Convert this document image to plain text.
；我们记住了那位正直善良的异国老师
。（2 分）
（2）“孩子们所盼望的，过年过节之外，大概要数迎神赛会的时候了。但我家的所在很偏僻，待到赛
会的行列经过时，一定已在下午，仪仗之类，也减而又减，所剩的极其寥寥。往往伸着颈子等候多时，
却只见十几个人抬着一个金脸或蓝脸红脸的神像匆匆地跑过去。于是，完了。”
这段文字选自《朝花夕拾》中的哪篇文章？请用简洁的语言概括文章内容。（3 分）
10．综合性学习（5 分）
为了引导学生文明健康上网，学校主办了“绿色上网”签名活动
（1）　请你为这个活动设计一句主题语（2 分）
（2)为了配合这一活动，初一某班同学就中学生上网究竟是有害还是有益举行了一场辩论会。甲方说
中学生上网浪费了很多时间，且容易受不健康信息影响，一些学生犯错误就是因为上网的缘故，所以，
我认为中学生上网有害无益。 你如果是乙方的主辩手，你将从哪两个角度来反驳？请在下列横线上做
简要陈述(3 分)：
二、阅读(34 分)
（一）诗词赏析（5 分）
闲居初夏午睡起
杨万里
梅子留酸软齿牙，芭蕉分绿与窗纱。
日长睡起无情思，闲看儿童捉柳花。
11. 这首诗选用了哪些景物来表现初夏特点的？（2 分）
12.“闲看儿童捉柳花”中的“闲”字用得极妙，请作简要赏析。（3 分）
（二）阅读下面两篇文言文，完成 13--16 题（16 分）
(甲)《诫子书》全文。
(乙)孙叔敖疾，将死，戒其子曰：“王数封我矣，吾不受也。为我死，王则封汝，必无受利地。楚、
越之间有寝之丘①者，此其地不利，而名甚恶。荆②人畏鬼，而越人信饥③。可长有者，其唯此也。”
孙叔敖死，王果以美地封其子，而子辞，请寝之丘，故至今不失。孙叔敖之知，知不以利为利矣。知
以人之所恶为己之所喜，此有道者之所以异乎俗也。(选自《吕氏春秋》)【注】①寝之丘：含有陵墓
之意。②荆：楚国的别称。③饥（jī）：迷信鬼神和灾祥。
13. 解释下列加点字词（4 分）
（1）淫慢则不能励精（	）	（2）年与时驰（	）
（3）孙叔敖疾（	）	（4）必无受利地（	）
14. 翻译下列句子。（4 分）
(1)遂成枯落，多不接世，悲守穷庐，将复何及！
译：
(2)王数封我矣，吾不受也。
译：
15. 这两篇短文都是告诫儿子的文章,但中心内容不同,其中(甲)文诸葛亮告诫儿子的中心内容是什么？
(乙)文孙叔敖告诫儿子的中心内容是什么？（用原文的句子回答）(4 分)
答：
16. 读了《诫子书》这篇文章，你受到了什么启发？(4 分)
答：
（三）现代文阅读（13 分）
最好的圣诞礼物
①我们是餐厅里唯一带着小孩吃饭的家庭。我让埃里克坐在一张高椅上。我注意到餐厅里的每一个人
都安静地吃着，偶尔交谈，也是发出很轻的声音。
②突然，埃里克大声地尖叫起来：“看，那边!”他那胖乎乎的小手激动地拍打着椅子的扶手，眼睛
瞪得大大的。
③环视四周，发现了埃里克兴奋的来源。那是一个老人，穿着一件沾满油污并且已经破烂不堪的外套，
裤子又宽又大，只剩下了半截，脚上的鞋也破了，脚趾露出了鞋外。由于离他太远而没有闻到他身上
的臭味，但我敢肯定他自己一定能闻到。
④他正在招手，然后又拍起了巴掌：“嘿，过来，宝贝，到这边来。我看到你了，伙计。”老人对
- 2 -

····················

• **Written instruction**
Could you quote the material above in full, exactly as it stands?

• **Task result**
Convert this document image to plain text.
；我们记住了那位正直善良的异国老师
。（2 分）
（2）“孩子们所盼望的，过年过节之外，大概要数迎神赛会的时候了。但我家的所在很偏僻，待到赛
会的行列经过时，一定已在下午，仪仗之类，也减而又减，所剩的极其寥寥。往往伸着颈子等候多时，
却只见十几个人抬着一个金脸或蓝脸红脸的神像匆匆地跑过去。于是，完了。”
这段文字选自《朝花夕拾》中的哪篇文章？请用简洁的语言概括文章内容。（3 分）
10．综合性学习（5 分）
为了引导学生文明健康上网，学校主办了“绿色上网”签名活动
（1）　请你为这个活动设计一句主题语（2 分）
（2)为了配合这一活动，初一某班同学就中学生上网究竟是有害还是有益举行了一场辩论会。甲方说
中学生上网浪费了很多时间，且容易受不健康信息影响，一些学生犯错误就是因为上网的缘故，所以，
我认为中学生上网有害无益。 你如果是乙方的主辩手，你将从哪两个角度来反驳？请在下列横线上做
简要陈述(3 分)：
二、阅读(34 分)
（一）诗词赏析（5 分）
闲居初夏午睡起
杨万里
梅子留酸软齿牙，芭蕉分绿与窗纱。
日长睡起无情思，闲看儿童捉柳花。
11. 这首诗选用了哪些景物来表现初夏特点的？（2 分）
12.“闲看儿童捉柳花”中的“闲”字用得极妙，请作简要赏析。（3 分）
（二）阅读下面两篇文言文，完成 13--16 题（16 分）
(甲)《诫子书》全文。
(乙)孙叔敖疾，将死，戒其子曰：“王数封我矣，吾不受也。为我死，王则封汝，必无受利地。楚、
越之间有寝之丘①者，此其地不利，而名甚恶。荆②人畏鬼，而越人信饥③。可长有者，其唯此也。”
孙叔敖死，王果以美地封其子，而子辞，请寝之丘，故至今不失。孙叔敖之知，知不以利为利矣。知
以人之所恶为己之所喜，此有道者之所以异乎俗也。(选自《吕氏春秋》)【注】①寝之丘：含有陵墓
之意。②荆：楚国的别称。③饥（jī）：迷信鬼神和灾祥。
13. 解释下列加点字词（4 分）
（1）淫慢则不能励精（	）	（2）年与时驰（	）
（3）孙叔敖疾（	）	（4）必无受利地（	）
14. 翻译下列句子。（4 分）
(1)遂成枯落，多不接世，悲守穷庐，将复何及！
译：
(2)王数封我矣，吾不受也。
译：
15. 这两篇短文都是告诫儿子的文章,但中心内容不同,其中(甲)文诸葛亮告诫儿子的中心内容是什么？
(乙)文孙叔敖告诫儿子的中心内容是什么？（用原文的句子回答）(4 分)
答：
16. 读了《诫子书》这篇文章，你受到了什么启发？(4 分)
答：
（三）现代文阅读（13 分）
最好的圣诞礼物
①我们是餐厅里唯一带着小孩吃饭的家庭。我让埃里克坐在一张高椅上。我注意到餐厅里的每一个人
都安静地吃着，偶尔交谈，也是发出很轻的声音。
②突然，埃里克大声地尖叫起来：“看，那边!”他那胖乎乎的小手激动地拍打着椅子的扶手，眼睛
瞪得大大的。
③环视四周，发现了埃里克兴奋的来源。那是一个老人，穿着一件沾满油污并且已经破烂不堪的外套，
裤子又宽又大，只剩下了半截，脚上的鞋也破了，脚趾露出了鞋外。由于离他太远而没有闻到他身上
的臭味，但我敢肯定他自己一定能闻到。
④他正在招手，然后又拍起了巴掌：“嘿，过来，宝贝，到这边来。我看到你了，伙计。”老人对
- 2 -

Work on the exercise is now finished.